══ Listed entries ══

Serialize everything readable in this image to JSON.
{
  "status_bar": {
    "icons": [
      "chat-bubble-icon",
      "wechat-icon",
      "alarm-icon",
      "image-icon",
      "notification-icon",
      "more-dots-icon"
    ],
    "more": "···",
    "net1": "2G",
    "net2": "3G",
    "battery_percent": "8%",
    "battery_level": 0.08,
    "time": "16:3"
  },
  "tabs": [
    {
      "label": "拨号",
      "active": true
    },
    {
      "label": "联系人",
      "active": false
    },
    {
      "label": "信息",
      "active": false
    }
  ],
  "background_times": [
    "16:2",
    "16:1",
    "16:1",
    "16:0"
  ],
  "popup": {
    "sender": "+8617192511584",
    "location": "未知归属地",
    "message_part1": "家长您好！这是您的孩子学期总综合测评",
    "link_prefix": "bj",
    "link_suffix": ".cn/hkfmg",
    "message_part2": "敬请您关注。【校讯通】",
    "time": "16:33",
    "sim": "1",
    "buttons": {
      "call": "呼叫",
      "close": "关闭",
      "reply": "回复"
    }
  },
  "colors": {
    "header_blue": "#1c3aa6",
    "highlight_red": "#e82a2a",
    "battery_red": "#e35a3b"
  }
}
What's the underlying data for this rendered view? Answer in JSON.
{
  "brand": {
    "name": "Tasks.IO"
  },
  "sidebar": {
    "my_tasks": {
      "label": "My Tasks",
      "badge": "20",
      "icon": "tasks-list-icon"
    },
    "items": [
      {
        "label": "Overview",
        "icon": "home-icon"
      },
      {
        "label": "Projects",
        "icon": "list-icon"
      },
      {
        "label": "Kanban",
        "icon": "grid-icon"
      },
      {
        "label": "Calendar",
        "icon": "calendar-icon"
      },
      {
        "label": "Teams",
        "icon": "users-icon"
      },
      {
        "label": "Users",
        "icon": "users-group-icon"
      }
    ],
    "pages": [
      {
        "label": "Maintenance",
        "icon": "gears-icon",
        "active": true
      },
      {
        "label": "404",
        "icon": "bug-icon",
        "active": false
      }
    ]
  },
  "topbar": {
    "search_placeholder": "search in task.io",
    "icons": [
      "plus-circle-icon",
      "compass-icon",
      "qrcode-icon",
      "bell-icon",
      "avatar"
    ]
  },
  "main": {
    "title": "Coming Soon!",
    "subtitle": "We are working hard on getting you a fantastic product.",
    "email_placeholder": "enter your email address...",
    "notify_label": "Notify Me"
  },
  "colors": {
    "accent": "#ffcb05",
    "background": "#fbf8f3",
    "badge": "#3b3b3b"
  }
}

═══
══ Listed entries ══

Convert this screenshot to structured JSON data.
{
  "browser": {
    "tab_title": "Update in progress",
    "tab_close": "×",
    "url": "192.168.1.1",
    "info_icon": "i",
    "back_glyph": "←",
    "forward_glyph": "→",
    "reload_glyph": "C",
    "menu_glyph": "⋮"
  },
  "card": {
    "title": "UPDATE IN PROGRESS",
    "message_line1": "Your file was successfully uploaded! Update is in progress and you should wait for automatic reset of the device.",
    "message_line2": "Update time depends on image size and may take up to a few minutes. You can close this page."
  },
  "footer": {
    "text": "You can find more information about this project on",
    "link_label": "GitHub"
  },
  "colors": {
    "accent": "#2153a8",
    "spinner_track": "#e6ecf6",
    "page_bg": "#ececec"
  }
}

═══
══ Listed entries ══

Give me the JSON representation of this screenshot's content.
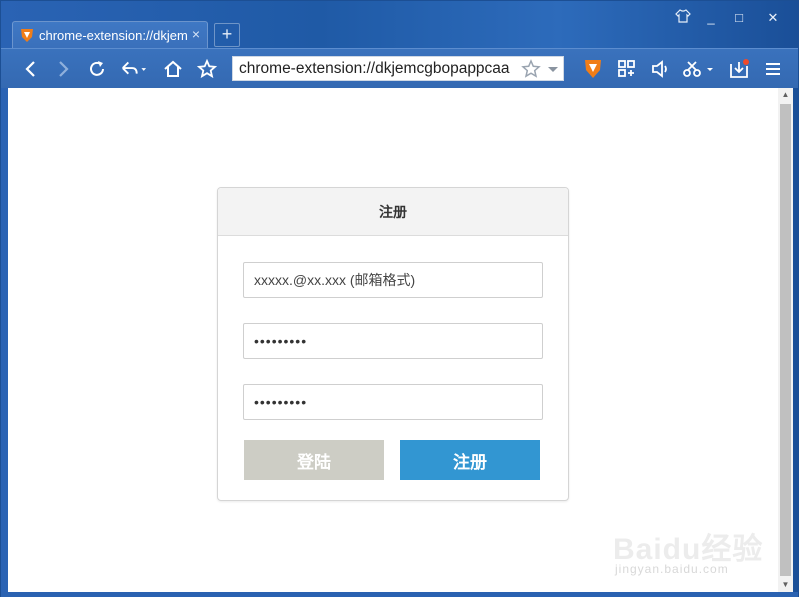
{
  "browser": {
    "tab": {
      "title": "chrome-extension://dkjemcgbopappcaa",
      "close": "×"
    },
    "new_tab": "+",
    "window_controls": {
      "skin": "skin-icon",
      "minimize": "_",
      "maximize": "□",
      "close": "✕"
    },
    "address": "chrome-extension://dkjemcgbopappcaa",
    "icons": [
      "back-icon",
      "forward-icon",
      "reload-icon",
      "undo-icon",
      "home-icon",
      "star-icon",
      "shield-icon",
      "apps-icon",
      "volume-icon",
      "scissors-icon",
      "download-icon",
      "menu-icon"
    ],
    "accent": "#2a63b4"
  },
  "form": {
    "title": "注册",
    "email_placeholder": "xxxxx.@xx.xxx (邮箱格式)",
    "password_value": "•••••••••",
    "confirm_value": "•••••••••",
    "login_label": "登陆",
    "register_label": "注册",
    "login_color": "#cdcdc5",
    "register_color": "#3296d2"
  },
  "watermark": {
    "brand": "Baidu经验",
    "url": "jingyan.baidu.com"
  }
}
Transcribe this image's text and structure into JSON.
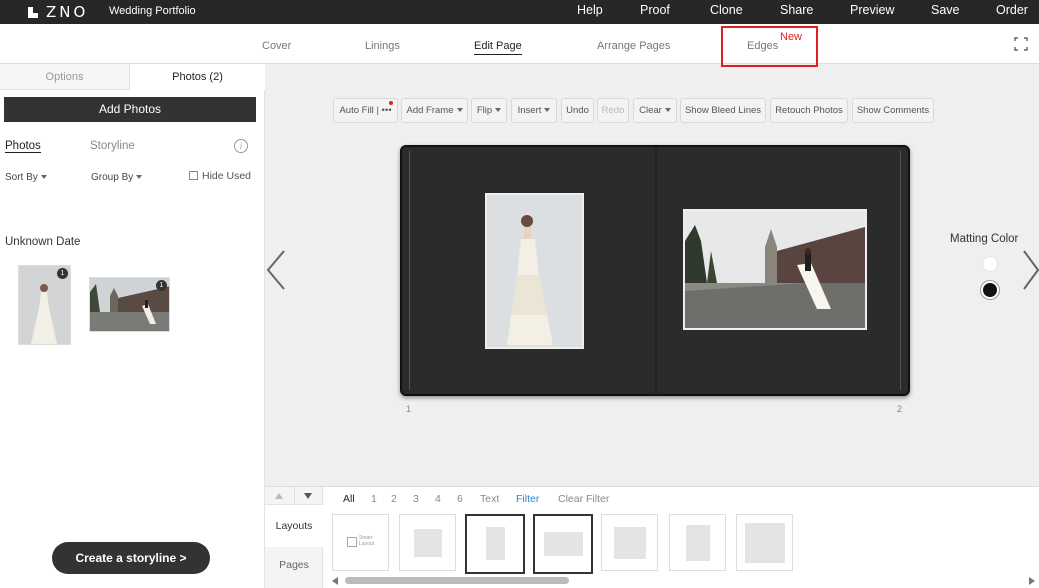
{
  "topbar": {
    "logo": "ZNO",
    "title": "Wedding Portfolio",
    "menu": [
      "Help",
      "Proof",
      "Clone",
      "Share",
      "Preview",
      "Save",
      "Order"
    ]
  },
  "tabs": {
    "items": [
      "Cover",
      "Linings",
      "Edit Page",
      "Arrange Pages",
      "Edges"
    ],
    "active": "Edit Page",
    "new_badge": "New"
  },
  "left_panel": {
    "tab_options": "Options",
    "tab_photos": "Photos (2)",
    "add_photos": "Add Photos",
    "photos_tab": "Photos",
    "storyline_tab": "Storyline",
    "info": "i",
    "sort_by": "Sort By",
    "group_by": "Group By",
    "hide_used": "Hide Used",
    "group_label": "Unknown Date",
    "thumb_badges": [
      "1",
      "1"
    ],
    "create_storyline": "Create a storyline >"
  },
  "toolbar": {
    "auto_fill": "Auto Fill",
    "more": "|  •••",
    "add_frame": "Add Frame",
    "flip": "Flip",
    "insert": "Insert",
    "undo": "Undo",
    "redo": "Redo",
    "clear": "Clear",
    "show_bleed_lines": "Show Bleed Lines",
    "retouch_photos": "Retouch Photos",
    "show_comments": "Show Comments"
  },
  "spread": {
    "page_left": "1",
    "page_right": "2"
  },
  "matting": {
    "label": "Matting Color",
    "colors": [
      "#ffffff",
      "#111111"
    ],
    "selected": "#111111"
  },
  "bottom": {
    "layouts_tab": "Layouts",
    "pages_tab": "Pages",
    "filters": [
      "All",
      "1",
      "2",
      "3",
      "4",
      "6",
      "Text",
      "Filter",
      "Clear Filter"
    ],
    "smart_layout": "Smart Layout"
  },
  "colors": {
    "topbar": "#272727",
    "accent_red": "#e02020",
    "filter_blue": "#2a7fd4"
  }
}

═══

> [What you need to do] Looking at the listing above, count the lines that contain "chrome" and give nothing but the number.

> [Solved problem] 2